Minister, het komt me toch een beetje vreemd voor. In de commissie maakt u ons blij door te zeggen dat u gaat ijveren voor een doelgroep tot en met 58 jaar. Zo staat het ook in het akkoord met Vlaams Economisch Sociaal Overlegcomité (VESOC). Nu zegt u dat er eerst een consensus moet zijn tussen de werkgever en werknemer. De vakbonden zijn waarschijnlijk niet meteen vragende partij om de doelgroep al meteen uit te breiden tot en met de 58-jarigen. U zegt dat u hierover een evaluatie zult maken op het einde van dit jaar. U zegt ook dat er rekening moet worden gehouden met de middelen en capaciteiten van de VDAB.
Ik vraag me toch af hoe dat allemaal te rijmen valt. Ik verwijs opnieuw naar het verslag van het Rekenhof naar aanleiding van het budget 2011 dat we hier hebben mogen goedkeuren. Het Rekenhof vond dat er veel te weinig middelen waren voor het activeringsbeleid van de 50-plussers of de oudere werklozen. Dat was een terechte bedenking. Mijn vraag blijft dus: is er op dit moment nog altijd geen consensus om het beleid uit te breiden tot de 58-jarigen, ondanks de aankondigingen daarover?
De heer Diependaele heeft het woord.
Mevrouw Peeters, ik betreur samen met u dat de sociale partners geen overeenkomst bereikt hebben over de uitbreiding naar 58 jaar. Het is vorige week in de commissie wel duidelijk voorgesteld zoals het nu is afgesproken. U was daar ook. Misschien moeten we samen het verslag eens nalezen.

[Uittreksel gegevens]
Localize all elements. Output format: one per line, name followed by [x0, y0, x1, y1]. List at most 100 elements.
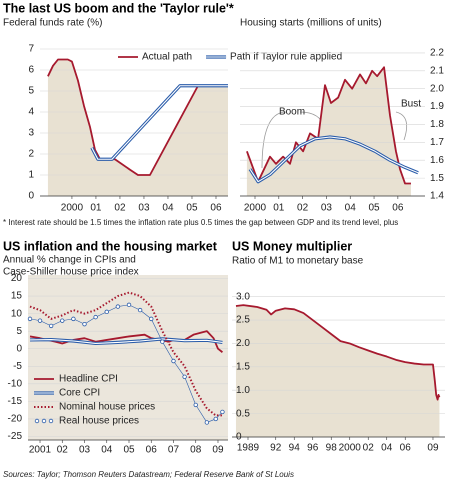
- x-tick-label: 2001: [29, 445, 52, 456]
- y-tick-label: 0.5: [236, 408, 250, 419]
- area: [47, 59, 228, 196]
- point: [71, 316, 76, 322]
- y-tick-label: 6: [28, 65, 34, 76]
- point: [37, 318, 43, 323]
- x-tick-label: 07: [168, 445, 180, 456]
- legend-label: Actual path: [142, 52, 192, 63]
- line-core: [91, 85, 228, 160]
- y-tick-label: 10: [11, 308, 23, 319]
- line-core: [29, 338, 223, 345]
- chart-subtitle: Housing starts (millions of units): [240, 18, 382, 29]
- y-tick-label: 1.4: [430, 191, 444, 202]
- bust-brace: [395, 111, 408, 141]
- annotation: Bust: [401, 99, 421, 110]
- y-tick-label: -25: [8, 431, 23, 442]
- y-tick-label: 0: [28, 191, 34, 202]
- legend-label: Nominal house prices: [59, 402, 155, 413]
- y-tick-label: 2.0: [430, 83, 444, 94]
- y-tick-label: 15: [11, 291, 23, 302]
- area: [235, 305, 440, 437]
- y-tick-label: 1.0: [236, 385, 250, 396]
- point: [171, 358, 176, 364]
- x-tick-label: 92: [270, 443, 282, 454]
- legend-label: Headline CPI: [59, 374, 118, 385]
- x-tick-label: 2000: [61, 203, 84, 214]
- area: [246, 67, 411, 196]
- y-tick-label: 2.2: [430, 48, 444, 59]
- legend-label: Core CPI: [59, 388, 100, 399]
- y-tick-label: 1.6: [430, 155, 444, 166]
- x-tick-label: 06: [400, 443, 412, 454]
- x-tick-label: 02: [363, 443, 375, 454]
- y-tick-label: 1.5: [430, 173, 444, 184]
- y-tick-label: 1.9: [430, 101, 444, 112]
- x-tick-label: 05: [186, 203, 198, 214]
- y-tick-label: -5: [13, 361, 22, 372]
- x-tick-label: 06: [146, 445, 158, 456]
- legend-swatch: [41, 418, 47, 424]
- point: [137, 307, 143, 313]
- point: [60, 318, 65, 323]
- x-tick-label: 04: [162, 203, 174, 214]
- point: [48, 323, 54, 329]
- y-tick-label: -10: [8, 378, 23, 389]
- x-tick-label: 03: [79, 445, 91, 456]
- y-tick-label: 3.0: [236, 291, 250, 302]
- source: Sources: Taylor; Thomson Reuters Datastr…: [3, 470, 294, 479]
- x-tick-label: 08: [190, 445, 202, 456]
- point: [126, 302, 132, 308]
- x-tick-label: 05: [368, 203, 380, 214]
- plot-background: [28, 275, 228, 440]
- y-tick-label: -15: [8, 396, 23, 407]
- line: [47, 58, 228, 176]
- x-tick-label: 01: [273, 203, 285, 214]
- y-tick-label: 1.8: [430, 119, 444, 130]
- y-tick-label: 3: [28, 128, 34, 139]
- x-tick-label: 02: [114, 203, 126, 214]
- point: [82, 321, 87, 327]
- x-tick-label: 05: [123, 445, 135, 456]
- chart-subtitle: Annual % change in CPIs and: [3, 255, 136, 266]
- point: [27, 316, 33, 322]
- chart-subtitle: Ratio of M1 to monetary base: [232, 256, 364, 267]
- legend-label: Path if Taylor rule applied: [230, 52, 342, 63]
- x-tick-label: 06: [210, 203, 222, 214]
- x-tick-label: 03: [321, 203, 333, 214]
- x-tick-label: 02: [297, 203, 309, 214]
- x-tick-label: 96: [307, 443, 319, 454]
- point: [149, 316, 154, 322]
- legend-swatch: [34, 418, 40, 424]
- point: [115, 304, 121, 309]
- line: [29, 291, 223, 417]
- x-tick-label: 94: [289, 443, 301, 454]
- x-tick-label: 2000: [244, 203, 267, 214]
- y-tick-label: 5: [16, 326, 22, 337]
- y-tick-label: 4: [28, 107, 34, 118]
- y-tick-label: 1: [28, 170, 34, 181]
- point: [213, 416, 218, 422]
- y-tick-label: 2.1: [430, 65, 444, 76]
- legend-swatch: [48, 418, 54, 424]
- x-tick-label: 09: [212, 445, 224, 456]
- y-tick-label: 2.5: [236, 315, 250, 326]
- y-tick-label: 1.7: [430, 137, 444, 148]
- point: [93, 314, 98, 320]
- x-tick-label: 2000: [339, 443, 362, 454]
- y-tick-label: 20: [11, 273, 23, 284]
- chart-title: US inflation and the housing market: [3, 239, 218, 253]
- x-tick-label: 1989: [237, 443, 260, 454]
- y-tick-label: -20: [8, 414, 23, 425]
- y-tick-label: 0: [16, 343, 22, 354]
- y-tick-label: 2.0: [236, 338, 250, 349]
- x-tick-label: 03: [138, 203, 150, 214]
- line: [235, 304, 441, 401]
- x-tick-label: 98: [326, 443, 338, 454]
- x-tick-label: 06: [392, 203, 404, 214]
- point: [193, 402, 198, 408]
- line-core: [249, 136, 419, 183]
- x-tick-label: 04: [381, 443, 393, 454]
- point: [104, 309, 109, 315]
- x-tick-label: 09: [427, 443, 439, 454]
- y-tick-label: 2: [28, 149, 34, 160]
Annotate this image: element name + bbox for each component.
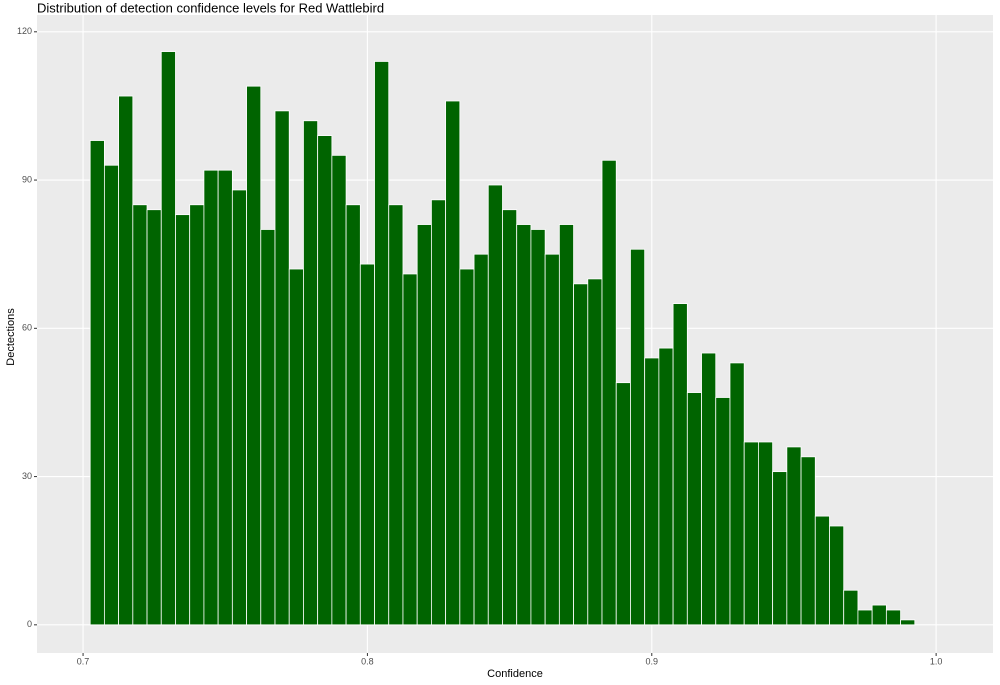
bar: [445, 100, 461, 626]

[Opdrachten]
(A) Wat vond het Rekenhof volgens het tekstfragment van de middelen voor het activeringsbeleid?
(B) Ga verder met het tekstfragment over de uitbreiding van de doelgroep tot 58 jaar, te beginnen na de laatste zin.
De vermeldingen zijn afkomstig uit een andere bron dan het tekstfragment.

[Antwoorden]
(A) Het Rekenhof vond dat er veel te weinig middelen waren voor het activeringsbeleid van de 50-plussers of de oudere werklozen.

(B)
Betreffende het Rekenhof: ook de VDAB is langsgekomen. Zij hebben gezegd dat ze daar geen probleem mee hadden. Dat is toch wel een klein misverstand in uwen hoofde.
In het kader van het werkgelegenheids- en investeringsplan (WIP) is er afgesproken dat 50-plussers die vrijwillig een traject willen volgen, een even kwalitatieve begeleiding zullen krijgen als de anderen.
Ik verwijs naar de federale bevoegdheid ter zake. In 2004 is er een plan-Vandenbroucke opgesteld. Het werd toen vergeleken met een heksenjacht op werklozen. Maar Vlaanderen gaat nu veel verder. Er werd toen afgesproken dat we die aanpak van de RVA geleidelijk aan gingen uitbreiden, in 2004 naar 30 jaar, maar in 2007 is dat gestopt. In 2007 is men blijven hangen op die 50 jaar. Sindsdien zit het federaal ook strop. Er worden geen stappen meer gezet. Het is dan ook bijzonder spijtig dat Vlaanderen nog altijd niet bevoegd is voor dat arbeidsmarktbeleid.
De heer Sabbe heeft het woord.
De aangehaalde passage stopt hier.